§ **Short exercise**: Transcribe the material below exactly as it appears.

>> Begin

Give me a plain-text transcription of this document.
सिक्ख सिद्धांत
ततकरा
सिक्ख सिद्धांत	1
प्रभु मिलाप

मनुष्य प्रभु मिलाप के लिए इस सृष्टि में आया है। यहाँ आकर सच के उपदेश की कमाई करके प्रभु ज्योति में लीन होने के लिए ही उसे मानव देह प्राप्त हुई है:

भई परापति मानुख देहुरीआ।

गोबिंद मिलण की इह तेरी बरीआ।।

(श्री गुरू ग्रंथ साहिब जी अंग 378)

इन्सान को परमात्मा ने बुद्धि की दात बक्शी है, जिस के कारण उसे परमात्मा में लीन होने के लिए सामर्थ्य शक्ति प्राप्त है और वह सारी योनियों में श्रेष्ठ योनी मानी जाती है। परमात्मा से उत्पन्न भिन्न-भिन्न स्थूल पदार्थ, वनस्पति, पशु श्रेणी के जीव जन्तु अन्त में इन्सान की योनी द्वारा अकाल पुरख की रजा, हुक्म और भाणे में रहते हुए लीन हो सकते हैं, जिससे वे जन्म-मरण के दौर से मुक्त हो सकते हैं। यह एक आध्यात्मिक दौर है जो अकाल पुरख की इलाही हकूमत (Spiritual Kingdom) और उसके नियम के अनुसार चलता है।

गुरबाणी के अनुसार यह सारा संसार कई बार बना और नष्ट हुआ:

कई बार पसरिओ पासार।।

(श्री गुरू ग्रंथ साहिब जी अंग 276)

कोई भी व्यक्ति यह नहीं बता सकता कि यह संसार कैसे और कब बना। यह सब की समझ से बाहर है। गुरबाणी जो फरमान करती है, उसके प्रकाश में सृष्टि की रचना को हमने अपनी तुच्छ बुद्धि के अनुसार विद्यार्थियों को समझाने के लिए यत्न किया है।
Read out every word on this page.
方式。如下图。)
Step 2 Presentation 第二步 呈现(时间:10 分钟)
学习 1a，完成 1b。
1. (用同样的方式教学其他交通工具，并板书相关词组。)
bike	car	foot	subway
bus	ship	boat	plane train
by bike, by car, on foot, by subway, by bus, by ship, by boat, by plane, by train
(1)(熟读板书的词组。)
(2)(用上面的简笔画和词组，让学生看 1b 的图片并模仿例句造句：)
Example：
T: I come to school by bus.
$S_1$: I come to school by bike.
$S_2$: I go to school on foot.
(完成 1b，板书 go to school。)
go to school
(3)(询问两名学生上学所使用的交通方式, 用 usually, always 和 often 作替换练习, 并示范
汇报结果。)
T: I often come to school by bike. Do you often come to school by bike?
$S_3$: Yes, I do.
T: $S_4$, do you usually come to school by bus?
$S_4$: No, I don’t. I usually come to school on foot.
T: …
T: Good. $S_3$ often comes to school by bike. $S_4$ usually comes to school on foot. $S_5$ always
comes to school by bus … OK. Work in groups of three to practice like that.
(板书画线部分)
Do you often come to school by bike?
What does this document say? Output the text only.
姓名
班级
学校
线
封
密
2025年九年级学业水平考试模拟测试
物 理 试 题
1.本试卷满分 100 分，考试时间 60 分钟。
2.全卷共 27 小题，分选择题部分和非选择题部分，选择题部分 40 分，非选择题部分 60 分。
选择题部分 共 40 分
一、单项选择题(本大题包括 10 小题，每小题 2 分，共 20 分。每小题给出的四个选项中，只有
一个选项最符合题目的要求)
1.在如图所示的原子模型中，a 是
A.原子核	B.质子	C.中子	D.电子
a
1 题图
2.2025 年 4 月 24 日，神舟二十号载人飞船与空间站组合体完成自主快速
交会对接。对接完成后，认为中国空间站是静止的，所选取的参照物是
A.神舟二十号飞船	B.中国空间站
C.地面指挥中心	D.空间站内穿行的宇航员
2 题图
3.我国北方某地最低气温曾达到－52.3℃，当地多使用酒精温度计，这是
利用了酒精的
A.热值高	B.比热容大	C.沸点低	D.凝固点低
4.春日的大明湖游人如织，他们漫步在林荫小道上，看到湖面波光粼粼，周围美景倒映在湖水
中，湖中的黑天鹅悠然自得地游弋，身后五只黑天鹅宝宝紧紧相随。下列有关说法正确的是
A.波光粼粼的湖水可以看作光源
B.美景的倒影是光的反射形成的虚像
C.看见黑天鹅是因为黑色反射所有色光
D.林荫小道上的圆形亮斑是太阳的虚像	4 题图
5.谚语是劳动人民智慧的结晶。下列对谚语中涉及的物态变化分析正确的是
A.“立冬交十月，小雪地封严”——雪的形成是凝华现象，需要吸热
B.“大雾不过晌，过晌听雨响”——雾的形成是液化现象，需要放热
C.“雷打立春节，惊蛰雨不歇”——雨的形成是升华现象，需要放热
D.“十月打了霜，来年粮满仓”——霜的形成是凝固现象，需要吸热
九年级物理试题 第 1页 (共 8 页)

>> End

§ **Result for this task**:
Give me a plain-text transcription of this document.
सिक्ख सिद्धांत
ततकरा
सिक्ख सिद्धांत	1
प्रभु मिलाप

मनुष्य प्रभु मिलाप के लिए इस सृष्टि में आया है। यहाँ आकर सच के उपदेश की कमाई करके प्रभु ज्योति में लीन होने के लिए ही उसे मानव देह प्राप्त हुई है:

भई परापति मानुख देहुरीआ।

गोबिंद मिलण की इह तेरी बरीआ।।

(श्री गुरू ग्रंथ साहिब जी अंग 378)

इन्सान को परमात्मा ने बुद्धि की दात बक्शी है, जिस के कारण उसे परमात्मा में लीन होने के लिए सामर्थ्य शक्ति प्राप्त है और वह सारी योनियों में श्रेष्ठ योनी मानी जाती है। परमात्मा से उत्पन्न भिन्न-भिन्न स्थूल पदार्थ, वनस्पति, पशु श्रेणी के जीव जन्तु अन्त में इन्सान की योनी द्वारा अकाल पुरख की रजा, हुक्म और भाणे में रहते हुए लीन हो सकते हैं, जिससे वे जन्म-मरण के दौर से मुक्त हो सकते हैं। यह एक आध्यात्मिक दौर है जो अकाल पुरख की इलाही हकूमत (Spiritual Kingdom) और उसके नियम के अनुसार चलता है।

गुरबाणी के अनुसार यह सारा संसार कई बार बना और नष्ट हुआ:

कई बार पसरिओ पासार।।

(श्री गुरू ग्रंथ साहिब जी अंग 276)

कोई भी व्यक्ति यह नहीं बता सकता कि यह संसार कैसे और कब बना। यह सब की समझ से बाहर है। गुरबाणी जो फरमान करती है, उसके प्रकाश में सृष्टि की रचना को हमने अपनी तुच्छ बुद्धि के अनुसार विद्यार्थियों को समझाने के लिए यत्न किया है।
Read out every word on this page.
方式。如下图。)
Step 2 Presentation 第二步 呈现(时间:10 分钟)
学习 1a，完成 1b。
1. (用同样的方式教学其他交通工具，并板书相关词组。)
bike	car	foot	subway
bus	ship	boat	plane train
by bike, by car, on foot, by subway, by bus, by ship, by boat, by plane, by train
(1)(熟读板书的词组。)
(2)(用上面的简笔画和词组，让学生看 1b 的图片并模仿例句造句：)
Example：
T: I come to school by bus.
$S_1$: I come to school by bike.
$S_2$: I go to school on foot.
(完成 1b，板书 go to school。)
go to school
(3)(询问两名学生上学所使用的交通方式, 用 usually, always 和 often 作替换练习, 并示范
汇报结果。)
T: I often come to school by bike. Do you often come to school by bike?
$S_3$: Yes, I do.
T: $S_4$, do you usually come to school by bus?
$S_4$: No, I don’t. I usually come to school on foot.
T: …
T: Good. $S_3$ often comes to school by bike. $S_4$ usually comes to school on foot. $S_5$ always
comes to school by bus … OK. Work in groups of three to practice like that.
(板书画线部分)
Do you often come to school by bike?
What does this document say? Output the text only.
姓名
班级
学校
线
封
密
2025年九年级学业水平考试模拟测试
物 理 试 题
1.本试卷满分 100 分，考试时间 60 分钟。
2.全卷共 27 小题，分选择题部分和非选择题部分，选择题部分 40 分，非选择题部分 60 分。
选择题部分 共 40 分
一、单项选择题(本大题包括 10 小题，每小题 2 分，共 20 分。每小题给出的四个选项中，只有
一个选项最符合题目的要求)
1.在如图所示的原子模型中，a 是
A.原子核	B.质子	C.中子	D.电子
a
1 题图
2.2025 年 4 月 24 日，神舟二十号载人飞船与空间站组合体完成自主快速
交会对接。对接完成后，认为中国空间站是静止的，所选取的参照物是
A.神舟二十号飞船	B.中国空间站
C.地面指挥中心	D.空间站内穿行的宇航员
2 题图
3.我国北方某地最低气温曾达到－52.3℃，当地多使用酒精温度计，这是
利用了酒精的
A.热值高	B.比热容大	C.沸点低	D.凝固点低
4.春日的大明湖游人如织，他们漫步在林荫小道上，看到湖面波光粼粼，周围美景倒映在湖水
中，湖中的黑天鹅悠然自得地游弋，身后五只黑天鹅宝宝紧紧相随。下列有关说法正确的是
A.波光粼粼的湖水可以看作光源
B.美景的倒影是光的反射形成的虚像
C.看见黑天鹅是因为黑色反射所有色光
D.林荫小道上的圆形亮斑是太阳的虚像	4 题图
5.谚语是劳动人民智慧的结晶。下列对谚语中涉及的物态变化分析正确的是
A.“立冬交十月，小雪地封严”——雪的形成是凝华现象，需要吸热
B.“大雾不过晌，过晌听雨响”——雾的形成是液化现象，需要放热
C.“雷打立春节，惊蛰雨不歇”——雨的形成是升华现象，需要放热
D.“十月打了霜，来年粮满仓”——霜的形成是凝固现象，需要吸热
九年级物理试题 第 1页 (共 8 页)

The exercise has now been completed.